**What the task requires**
Return the lines below that carry the word "указанного".

**Exercise materials**
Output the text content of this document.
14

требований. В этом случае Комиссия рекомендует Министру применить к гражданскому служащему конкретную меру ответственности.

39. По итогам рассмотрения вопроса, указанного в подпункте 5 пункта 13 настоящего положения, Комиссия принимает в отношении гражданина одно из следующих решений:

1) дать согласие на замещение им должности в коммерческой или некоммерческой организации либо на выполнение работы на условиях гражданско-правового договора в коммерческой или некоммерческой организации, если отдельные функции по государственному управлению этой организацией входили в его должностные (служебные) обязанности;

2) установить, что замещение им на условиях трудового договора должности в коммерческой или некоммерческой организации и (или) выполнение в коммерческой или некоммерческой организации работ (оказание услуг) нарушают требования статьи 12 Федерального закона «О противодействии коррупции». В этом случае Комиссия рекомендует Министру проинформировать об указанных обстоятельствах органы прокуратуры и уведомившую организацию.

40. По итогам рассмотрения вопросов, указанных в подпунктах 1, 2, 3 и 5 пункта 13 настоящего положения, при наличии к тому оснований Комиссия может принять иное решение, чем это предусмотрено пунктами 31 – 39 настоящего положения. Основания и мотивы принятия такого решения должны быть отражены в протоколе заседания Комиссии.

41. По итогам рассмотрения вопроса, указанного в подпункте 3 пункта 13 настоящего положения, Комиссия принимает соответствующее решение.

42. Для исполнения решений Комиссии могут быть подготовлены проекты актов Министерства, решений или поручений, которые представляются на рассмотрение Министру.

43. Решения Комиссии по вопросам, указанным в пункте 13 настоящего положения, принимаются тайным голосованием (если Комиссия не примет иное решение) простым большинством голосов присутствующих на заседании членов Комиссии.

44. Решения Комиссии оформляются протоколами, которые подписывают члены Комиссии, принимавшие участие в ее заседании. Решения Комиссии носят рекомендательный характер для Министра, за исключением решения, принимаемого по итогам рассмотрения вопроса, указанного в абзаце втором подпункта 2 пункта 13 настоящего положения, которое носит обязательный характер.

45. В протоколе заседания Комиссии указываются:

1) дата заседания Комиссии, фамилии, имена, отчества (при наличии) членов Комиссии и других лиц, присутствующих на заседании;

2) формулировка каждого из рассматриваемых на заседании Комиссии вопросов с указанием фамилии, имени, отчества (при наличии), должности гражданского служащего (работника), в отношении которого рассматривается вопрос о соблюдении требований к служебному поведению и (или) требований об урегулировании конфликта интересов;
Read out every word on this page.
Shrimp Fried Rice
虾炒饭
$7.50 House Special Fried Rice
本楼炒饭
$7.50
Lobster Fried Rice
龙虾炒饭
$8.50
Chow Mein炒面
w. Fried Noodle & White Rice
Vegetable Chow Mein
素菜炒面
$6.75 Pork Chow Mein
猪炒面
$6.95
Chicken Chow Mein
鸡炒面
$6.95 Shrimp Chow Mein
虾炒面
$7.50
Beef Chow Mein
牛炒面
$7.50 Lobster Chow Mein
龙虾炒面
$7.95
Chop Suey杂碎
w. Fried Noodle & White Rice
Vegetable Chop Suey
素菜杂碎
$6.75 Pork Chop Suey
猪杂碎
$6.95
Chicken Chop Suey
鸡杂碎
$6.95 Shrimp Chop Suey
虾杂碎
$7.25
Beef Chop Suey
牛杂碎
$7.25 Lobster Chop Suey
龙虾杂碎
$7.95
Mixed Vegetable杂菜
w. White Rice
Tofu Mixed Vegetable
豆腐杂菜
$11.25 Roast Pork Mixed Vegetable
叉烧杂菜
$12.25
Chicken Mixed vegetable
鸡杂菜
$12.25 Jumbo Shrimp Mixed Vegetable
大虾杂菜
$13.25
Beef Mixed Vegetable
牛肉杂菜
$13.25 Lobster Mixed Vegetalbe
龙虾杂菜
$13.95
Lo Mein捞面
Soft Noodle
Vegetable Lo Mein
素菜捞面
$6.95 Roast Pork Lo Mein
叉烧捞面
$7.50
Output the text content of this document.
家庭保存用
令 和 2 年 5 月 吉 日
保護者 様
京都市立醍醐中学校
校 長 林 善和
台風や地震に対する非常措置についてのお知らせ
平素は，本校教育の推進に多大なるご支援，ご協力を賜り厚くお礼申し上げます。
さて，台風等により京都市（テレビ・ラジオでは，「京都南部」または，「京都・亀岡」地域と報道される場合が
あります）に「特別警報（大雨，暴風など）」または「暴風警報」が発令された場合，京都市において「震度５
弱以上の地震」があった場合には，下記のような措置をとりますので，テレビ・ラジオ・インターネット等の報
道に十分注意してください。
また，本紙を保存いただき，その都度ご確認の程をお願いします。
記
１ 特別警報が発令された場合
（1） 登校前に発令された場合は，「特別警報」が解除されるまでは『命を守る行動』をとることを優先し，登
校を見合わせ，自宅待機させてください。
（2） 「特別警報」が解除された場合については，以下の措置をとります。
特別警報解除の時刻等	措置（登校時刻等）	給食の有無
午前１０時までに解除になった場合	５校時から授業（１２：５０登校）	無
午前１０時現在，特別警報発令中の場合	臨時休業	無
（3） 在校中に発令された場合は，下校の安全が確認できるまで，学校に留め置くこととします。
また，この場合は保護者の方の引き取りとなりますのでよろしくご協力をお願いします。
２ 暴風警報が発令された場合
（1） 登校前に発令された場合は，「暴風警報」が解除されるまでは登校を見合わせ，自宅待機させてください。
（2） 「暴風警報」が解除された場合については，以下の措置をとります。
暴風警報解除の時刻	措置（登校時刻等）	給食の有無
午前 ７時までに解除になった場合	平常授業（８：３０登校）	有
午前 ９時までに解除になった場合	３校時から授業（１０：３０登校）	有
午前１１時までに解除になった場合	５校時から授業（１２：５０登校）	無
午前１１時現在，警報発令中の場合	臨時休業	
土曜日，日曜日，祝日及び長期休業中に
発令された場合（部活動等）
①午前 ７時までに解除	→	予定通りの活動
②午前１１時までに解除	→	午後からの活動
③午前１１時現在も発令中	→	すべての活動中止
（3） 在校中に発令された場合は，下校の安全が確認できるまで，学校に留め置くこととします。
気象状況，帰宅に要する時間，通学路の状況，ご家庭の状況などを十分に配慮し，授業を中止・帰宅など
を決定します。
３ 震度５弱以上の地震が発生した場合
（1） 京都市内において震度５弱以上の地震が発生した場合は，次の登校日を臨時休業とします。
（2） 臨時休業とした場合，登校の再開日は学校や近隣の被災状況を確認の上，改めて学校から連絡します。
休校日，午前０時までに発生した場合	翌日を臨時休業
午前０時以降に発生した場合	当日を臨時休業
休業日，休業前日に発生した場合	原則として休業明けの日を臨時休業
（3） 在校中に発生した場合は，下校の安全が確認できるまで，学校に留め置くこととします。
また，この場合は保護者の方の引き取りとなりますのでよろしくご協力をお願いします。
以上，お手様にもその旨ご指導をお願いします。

**Written reply**
39. По итогам рассмотрения вопроса, указанного в подпункте 5 пункта 13 настоящего положения, Комиссия принимает в отношении гражданина одно из следующих решений:
41. По итогам рассмотрения вопроса, указанного в подпункте 3 пункта 13 настоящего положения, Комиссия принимает соответствующее решение.
44. Решения Комиссии оформляются протоколами, которые подписывают члены Комиссии, принимавшие участие в ее заседании. Решения Комиссии носят рекомендательный характер для Министра, за исключением решения, принимаемого по итогам рассмотрения вопроса, указанного в абзаце втором подпункта 2 пункта 13 настоящего положения, которое носит обязательный характер.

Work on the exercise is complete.